--- Given problem ---
Copy out all of the material exactly.

-- Start Records supplied --

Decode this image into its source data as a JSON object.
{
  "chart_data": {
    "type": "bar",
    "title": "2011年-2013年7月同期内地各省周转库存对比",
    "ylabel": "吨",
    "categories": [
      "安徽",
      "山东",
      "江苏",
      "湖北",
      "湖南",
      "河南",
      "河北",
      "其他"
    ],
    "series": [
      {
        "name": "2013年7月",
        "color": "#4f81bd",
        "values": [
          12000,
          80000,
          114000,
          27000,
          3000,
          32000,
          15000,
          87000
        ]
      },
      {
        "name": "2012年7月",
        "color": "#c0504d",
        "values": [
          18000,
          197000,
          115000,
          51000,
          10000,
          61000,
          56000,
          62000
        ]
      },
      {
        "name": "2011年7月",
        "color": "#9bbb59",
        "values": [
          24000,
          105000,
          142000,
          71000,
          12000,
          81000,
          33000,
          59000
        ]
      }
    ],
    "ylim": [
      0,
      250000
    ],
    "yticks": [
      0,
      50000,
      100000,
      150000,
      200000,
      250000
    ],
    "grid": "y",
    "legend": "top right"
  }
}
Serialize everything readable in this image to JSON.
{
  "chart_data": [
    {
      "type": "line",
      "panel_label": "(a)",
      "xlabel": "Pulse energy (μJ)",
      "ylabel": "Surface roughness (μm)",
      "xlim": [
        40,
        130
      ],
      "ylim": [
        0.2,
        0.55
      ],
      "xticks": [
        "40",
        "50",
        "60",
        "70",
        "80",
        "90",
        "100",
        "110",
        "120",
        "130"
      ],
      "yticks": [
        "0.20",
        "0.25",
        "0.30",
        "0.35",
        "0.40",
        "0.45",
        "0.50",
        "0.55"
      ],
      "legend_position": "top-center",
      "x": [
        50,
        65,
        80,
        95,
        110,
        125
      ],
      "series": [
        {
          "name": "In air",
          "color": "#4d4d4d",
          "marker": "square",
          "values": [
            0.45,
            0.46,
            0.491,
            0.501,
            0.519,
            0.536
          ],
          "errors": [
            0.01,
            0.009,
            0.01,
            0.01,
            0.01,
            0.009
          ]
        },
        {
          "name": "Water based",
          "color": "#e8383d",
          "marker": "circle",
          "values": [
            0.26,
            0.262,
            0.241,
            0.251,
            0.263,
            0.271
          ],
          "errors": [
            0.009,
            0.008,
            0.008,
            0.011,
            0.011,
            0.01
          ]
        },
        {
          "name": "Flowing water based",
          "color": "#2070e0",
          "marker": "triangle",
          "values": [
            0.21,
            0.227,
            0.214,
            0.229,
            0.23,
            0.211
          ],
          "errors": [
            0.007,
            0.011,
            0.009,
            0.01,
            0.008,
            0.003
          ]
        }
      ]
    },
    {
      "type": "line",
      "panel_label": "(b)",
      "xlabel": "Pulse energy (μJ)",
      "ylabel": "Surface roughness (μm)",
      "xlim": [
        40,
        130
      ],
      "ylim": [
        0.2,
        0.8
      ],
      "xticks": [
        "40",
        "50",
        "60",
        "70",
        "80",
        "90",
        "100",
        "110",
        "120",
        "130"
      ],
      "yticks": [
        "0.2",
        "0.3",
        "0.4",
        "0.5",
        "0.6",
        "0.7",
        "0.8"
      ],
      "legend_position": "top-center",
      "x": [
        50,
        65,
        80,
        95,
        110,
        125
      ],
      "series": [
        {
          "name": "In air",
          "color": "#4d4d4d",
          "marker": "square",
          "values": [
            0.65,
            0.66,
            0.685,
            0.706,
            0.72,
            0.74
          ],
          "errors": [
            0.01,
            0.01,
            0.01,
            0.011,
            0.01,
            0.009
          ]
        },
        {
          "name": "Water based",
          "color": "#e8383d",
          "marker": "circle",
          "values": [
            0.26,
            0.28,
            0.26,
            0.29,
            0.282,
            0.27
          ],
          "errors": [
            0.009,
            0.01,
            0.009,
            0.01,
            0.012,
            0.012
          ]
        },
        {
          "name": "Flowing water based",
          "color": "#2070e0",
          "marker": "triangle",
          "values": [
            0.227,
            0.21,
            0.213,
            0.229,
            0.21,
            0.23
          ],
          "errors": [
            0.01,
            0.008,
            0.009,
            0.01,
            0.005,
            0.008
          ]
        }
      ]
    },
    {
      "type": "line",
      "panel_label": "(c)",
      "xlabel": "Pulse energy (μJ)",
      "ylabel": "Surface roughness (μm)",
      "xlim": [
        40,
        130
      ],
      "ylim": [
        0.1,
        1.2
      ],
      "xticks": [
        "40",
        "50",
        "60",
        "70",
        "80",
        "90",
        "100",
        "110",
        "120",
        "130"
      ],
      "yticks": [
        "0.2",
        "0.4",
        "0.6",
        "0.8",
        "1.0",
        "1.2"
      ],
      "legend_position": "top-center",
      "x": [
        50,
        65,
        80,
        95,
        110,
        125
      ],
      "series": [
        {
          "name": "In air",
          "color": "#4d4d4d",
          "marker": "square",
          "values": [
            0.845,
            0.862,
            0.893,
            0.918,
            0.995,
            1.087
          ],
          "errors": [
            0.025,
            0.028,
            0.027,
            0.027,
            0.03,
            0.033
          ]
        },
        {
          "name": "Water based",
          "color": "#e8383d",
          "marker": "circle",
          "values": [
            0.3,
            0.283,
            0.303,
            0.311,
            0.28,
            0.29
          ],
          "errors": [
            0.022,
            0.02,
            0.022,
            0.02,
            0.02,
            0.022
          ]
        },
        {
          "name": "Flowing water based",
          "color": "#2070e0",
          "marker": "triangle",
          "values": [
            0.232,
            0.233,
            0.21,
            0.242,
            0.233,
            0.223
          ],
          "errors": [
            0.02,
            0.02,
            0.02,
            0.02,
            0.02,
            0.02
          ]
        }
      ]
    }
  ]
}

-- End Records supplied --

--- Solution to this task ---
Decode this image into its source data as a JSON object.
{
  "chart_data": {
    "type": "bar",
    "title": "2011年-2013年7月同期内地各省周转库存对比",
    "ylabel": "吨",
    "categories": [
      "安徽",
      "山东",
      "江苏",
      "湖北",
      "湖南",
      "河南",
      "河北",
      "其他"
    ],
    "series": [
      {
        "name": "2013年7月",
        "color": "#4f81bd",
        "values": [
          12000,
          80000,
          114000,
          27000,
          3000,
          32000,
          15000,
          87000
        ]
      },
      {
        "name": "2012年7月",
        "color": "#c0504d",
        "values": [
          18000,
          197000,
          115000,
          51000,
          10000,
          61000,
          56000,
          62000
        ]
      },
      {
        "name": "2011年7月",
        "color": "#9bbb59",
        "values": [
          24000,
          105000,
          142000,
          71000,
          12000,
          81000,
          33000,
          59000
        ]
      }
    ],
    "ylim": [
      0,
      250000
    ],
    "yticks": [
      0,
      50000,
      100000,
      150000,
      200000,
      250000
    ],
    "grid": "y",
    "legend": "top right"
  }
}
Serialize everything readable in this image to JSON.
{
  "chart_data": [
    {
      "type": "line",
      "panel_label": "(a)",
      "xlabel": "Pulse energy (μJ)",
      "ylabel": "Surface roughness (μm)",
      "xlim": [
        40,
        130
      ],
      "ylim": [
        0.2,
        0.55
      ],
      "xticks": [
        "40",
        "50",
        "60",
        "70",
        "80",
        "90",
        "100",
        "110",
        "120",
        "130"
      ],
      "yticks": [
        "0.20",
        "0.25",
        "0.30",
        "0.35",
        "0.40",
        "0.45",
        "0.50",
        "0.55"
      ],
      "legend_position": "top-center",
      "x": [
        50,
        65,
        80,
        95,
        110,
        125
      ],
      "series": [
        {
          "name": "In air",
          "color": "#4d4d4d",
          "marker": "square",
          "values": [
            0.45,
            0.46,
            0.491,
            0.501,
            0.519,
            0.536
          ],
          "errors": [
            0.01,
            0.009,
            0.01,
            0.01,
            0.01,
            0.009
          ]
        },
        {
          "name": "Water based",
          "color": "#e8383d",
          "marker": "circle",
          "values": [
            0.26,
            0.262,
            0.241,
            0.251,
            0.263,
            0.271
          ],
          "errors": [
            0.009,
            0.008,
            0.008,
            0.011,
            0.011,
            0.01
          ]
        },
        {
          "name": "Flowing water based",
          "color": "#2070e0",
          "marker": "triangle",
          "values": [
            0.21,
            0.227,
            0.214,
            0.229,
            0.23,
            0.211
          ],
          "errors": [
            0.007,
            0.011,
            0.009,
            0.01,
            0.008,
            0.003
          ]
        }
      ]
    },
    {
      "type": "line",
      "panel_label": "(b)",
      "xlabel": "Pulse energy (μJ)",
      "ylabel": "Surface roughness (μm)",
      "xlim": [
        40,
        130
      ],
      "ylim": [
        0.2,
        0.8
      ],
      "xticks": [
        "40",
        "50",
        "60",
        "70",
        "80",
        "90",
        "100",
        "110",
        "120",
        "130"
      ],
      "yticks": [
        "0.2",
        "0.3",
        "0.4",
        "0.5",
        "0.6",
        "0.7",
        "0.8"
      ],
      "legend_position": "top-center",
      "x": [
        50,
        65,
        80,
        95,
        110,
        125
      ],
      "series": [
        {
          "name": "In air",
          "color": "#4d4d4d",
          "marker": "square",
          "values": [
            0.65,
            0.66,
            0.685,
            0.706,
            0.72,
            0.74
          ],
          "errors": [
            0.01,
            0.01,
            0.01,
            0.011,
            0.01,
            0.009
          ]
        },
        {
          "name": "Water based",
          "color": "#e8383d",
          "marker": "circle",
          "values": [
            0.26,
            0.28,
            0.26,
            0.29,
            0.282,
            0.27
          ],
          "errors": [
            0.009,
            0.01,
            0.009,
            0.01,
            0.012,
            0.012
          ]
        },
        {
          "name": "Flowing water based",
          "color": "#2070e0",
          "marker": "triangle",
          "values": [
            0.227,
            0.21,
            0.213,
            0.229,
            0.21,
            0.23
          ],
          "errors": [
            0.01,
            0.008,
            0.009,
            0.01,
            0.005,
            0.008
          ]
        }
      ]
    },
    {
      "type": "line",
      "panel_label": "(c)",
      "xlabel": "Pulse energy (μJ)",
      "ylabel": "Surface roughness (μm)",
      "xlim": [
        40,
        130
      ],
      "ylim": [
        0.1,
        1.2
      ],
      "xticks": [
        "40",
        "50",
        "60",
        "70",
        "80",
        "90",
        "100",
        "110",
        "120",
        "130"
      ],
      "yticks": [
        "0.2",
        "0.4",
        "0.6",
        "0.8",
        "1.0",
        "1.2"
      ],
      "legend_position": "top-center",
      "x": [
        50,
        65,
        80,
        95,
        110,
        125
      ],
      "series": [
        {
          "name": "In air",
          "color": "#4d4d4d",
          "marker": "square",
          "values": [
            0.845,
            0.862,
            0.893,
            0.918,
            0.995,
            1.087
          ],
          "errors": [
            0.025,
            0.028,
            0.027,
            0.027,
            0.03,
            0.033
          ]
        },
        {
          "name": "Water based",
          "color": "#e8383d",
          "marker": "circle",
          "values": [
            0.3,
            0.283,
            0.303,
            0.311,
            0.28,
            0.29
          ],
          "errors": [
            0.022,
            0.02,
            0.022,
            0.02,
            0.02,
            0.022
          ]
        },
        {
          "name": "Flowing water based",
          "color": "#2070e0",
          "marker": "triangle",
          "values": [
            0.232,
            0.233,
            0.21,
            0.242,
            0.233,
            0.223
          ],
          "errors": [
            0.02,
            0.02,
            0.02,
            0.02,
            0.02,
            0.02
          ]
        }
      ]
    }
  ]
}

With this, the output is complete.